Wherever a line holds the string "JSON", copy that line.

Start of RECORD SET

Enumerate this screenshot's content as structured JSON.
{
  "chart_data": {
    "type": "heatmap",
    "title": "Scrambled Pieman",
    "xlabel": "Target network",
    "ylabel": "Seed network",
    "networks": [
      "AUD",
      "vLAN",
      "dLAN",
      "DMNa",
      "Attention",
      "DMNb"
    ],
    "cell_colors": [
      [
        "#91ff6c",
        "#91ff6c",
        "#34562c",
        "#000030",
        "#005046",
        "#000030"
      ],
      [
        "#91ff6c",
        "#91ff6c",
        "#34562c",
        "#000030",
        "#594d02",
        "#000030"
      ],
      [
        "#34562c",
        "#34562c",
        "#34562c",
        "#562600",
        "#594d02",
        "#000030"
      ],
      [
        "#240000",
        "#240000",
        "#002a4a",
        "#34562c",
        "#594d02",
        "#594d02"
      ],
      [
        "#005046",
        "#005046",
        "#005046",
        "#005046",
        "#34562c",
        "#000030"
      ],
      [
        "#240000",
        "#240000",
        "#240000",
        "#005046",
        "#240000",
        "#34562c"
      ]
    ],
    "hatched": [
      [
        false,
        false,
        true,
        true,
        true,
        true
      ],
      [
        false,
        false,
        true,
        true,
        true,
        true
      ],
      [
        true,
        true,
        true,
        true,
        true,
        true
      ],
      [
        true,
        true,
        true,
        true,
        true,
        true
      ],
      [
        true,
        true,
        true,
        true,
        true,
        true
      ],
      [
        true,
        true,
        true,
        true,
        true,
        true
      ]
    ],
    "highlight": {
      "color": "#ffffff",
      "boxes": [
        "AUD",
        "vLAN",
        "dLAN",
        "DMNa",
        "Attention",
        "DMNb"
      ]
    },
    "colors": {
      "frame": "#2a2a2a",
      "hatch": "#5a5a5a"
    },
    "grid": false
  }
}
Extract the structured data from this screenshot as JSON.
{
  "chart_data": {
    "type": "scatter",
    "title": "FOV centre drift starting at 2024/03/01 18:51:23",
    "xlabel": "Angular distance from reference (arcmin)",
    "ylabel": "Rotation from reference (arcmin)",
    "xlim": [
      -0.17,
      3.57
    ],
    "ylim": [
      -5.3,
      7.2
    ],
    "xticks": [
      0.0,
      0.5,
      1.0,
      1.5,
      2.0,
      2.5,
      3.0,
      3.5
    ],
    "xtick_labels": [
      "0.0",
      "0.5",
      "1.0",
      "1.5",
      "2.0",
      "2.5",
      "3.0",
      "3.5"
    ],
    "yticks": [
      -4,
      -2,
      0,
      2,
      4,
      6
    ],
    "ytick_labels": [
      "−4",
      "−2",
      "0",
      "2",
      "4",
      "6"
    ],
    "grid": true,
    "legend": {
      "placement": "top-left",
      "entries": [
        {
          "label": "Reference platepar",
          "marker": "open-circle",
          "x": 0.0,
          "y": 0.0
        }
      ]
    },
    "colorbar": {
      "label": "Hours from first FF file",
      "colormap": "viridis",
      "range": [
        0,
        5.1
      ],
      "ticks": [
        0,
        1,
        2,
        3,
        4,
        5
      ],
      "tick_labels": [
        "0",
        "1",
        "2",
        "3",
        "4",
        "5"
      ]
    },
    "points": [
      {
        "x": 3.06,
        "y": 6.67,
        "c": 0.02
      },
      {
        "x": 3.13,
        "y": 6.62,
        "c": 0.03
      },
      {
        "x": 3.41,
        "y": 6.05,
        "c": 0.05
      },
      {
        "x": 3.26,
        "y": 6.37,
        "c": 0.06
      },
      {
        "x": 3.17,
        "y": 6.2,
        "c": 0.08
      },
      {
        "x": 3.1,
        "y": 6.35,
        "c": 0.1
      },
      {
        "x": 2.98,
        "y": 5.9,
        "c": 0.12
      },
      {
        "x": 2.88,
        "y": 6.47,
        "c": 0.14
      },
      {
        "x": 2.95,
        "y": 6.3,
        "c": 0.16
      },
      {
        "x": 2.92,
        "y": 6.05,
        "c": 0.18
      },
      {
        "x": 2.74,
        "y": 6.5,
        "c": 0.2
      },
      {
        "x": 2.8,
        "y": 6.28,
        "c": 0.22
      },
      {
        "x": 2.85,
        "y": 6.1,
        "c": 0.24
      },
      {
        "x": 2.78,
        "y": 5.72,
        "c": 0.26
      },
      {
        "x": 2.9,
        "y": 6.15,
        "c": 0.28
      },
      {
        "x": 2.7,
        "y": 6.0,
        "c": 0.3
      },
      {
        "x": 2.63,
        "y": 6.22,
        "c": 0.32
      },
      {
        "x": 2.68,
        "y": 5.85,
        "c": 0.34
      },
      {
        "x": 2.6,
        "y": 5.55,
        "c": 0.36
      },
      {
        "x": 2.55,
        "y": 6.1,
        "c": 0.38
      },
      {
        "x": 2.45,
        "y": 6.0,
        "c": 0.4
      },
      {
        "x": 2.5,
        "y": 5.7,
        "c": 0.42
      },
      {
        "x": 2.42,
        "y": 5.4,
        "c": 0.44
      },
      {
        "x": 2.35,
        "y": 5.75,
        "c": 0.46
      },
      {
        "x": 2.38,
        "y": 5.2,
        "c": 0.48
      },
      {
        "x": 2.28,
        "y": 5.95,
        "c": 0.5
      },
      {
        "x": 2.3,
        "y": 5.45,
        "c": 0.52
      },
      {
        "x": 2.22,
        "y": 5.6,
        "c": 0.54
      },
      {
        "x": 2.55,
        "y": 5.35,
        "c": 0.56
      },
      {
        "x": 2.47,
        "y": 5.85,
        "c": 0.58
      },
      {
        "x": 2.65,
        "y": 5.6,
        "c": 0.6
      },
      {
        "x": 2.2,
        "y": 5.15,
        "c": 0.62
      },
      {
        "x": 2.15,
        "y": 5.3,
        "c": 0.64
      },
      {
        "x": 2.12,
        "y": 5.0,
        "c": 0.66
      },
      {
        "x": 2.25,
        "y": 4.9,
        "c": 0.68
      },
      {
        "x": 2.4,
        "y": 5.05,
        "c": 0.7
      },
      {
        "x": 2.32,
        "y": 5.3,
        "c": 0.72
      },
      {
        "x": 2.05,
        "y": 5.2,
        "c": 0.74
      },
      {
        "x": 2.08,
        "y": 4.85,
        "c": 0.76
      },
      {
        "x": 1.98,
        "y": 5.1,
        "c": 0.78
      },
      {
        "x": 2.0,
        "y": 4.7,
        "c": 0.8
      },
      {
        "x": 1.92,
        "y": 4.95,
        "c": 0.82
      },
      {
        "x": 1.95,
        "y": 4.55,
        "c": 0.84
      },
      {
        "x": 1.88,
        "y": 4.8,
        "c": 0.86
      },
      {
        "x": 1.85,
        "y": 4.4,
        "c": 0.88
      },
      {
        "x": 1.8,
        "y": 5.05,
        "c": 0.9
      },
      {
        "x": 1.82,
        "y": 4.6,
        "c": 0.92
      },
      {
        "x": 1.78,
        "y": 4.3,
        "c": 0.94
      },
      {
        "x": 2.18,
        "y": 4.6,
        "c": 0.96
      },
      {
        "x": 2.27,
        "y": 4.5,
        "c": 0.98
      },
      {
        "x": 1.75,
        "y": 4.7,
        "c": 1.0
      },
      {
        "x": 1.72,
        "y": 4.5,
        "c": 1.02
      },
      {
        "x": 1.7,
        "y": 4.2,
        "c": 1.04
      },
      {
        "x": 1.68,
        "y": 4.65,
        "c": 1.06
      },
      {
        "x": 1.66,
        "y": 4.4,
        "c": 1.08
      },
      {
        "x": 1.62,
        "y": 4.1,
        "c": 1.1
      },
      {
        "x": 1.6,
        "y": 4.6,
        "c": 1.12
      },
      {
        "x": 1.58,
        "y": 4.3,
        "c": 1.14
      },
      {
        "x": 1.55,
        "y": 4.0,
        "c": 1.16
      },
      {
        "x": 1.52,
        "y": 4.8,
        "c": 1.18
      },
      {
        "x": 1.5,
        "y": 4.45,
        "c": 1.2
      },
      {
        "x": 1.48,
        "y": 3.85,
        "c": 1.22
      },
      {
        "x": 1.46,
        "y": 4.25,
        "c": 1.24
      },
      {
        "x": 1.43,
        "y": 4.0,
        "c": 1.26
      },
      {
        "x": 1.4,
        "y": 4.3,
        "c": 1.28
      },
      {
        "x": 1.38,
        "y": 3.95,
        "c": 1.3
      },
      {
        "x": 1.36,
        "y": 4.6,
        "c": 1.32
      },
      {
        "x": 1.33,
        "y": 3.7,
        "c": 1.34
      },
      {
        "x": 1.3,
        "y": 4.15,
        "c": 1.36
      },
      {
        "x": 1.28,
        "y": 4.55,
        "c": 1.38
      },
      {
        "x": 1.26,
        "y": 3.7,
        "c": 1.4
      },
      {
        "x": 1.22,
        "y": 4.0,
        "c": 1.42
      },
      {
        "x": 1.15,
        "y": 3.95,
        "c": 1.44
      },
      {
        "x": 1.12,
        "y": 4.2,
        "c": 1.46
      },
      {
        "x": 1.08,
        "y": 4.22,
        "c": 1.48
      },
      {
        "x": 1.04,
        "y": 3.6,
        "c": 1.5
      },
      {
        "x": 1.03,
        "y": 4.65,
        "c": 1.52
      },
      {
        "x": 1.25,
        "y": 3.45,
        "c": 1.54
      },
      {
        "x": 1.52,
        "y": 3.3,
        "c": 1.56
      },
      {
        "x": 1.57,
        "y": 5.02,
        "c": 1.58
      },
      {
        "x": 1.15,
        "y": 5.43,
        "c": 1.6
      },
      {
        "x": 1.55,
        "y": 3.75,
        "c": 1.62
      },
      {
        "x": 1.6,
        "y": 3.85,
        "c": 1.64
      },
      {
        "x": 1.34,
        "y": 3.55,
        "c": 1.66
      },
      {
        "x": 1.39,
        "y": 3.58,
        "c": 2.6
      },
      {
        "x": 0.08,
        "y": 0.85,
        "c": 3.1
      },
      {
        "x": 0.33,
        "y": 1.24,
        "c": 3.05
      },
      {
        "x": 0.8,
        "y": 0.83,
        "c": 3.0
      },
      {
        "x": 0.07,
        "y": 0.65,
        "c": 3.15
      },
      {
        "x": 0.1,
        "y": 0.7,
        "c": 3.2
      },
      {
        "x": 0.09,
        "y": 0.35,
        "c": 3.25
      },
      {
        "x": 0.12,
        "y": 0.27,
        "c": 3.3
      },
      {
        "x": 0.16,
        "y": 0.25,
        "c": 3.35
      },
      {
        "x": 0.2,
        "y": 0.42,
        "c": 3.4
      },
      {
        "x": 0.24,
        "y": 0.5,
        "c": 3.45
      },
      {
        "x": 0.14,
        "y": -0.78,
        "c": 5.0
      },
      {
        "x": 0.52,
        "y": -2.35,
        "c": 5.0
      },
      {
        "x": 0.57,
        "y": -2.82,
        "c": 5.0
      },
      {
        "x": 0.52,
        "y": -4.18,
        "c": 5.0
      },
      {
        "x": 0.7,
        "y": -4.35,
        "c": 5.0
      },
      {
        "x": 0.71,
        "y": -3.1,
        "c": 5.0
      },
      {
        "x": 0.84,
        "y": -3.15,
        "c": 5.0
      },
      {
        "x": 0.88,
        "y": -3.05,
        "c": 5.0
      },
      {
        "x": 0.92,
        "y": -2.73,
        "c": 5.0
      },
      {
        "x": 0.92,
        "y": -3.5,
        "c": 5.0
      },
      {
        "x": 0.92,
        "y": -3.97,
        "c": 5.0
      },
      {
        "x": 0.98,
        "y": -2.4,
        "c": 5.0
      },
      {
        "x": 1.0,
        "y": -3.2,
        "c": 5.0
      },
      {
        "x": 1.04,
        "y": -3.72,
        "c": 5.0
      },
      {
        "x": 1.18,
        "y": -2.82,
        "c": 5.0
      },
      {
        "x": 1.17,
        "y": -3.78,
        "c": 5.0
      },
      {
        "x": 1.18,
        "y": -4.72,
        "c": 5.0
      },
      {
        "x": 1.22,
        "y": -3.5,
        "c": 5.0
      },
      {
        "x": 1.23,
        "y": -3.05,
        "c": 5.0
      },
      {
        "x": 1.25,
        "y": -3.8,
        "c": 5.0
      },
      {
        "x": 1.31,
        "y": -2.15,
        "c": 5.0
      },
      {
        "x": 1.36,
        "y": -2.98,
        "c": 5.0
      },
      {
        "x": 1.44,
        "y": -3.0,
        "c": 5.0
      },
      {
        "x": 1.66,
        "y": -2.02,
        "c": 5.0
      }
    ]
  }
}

End of RECORD SET

ANSWER TO THIS EXERCISE:
Enumerate this screenshot's content as structured JSON.
Extract the structured data from this screenshot as JSON.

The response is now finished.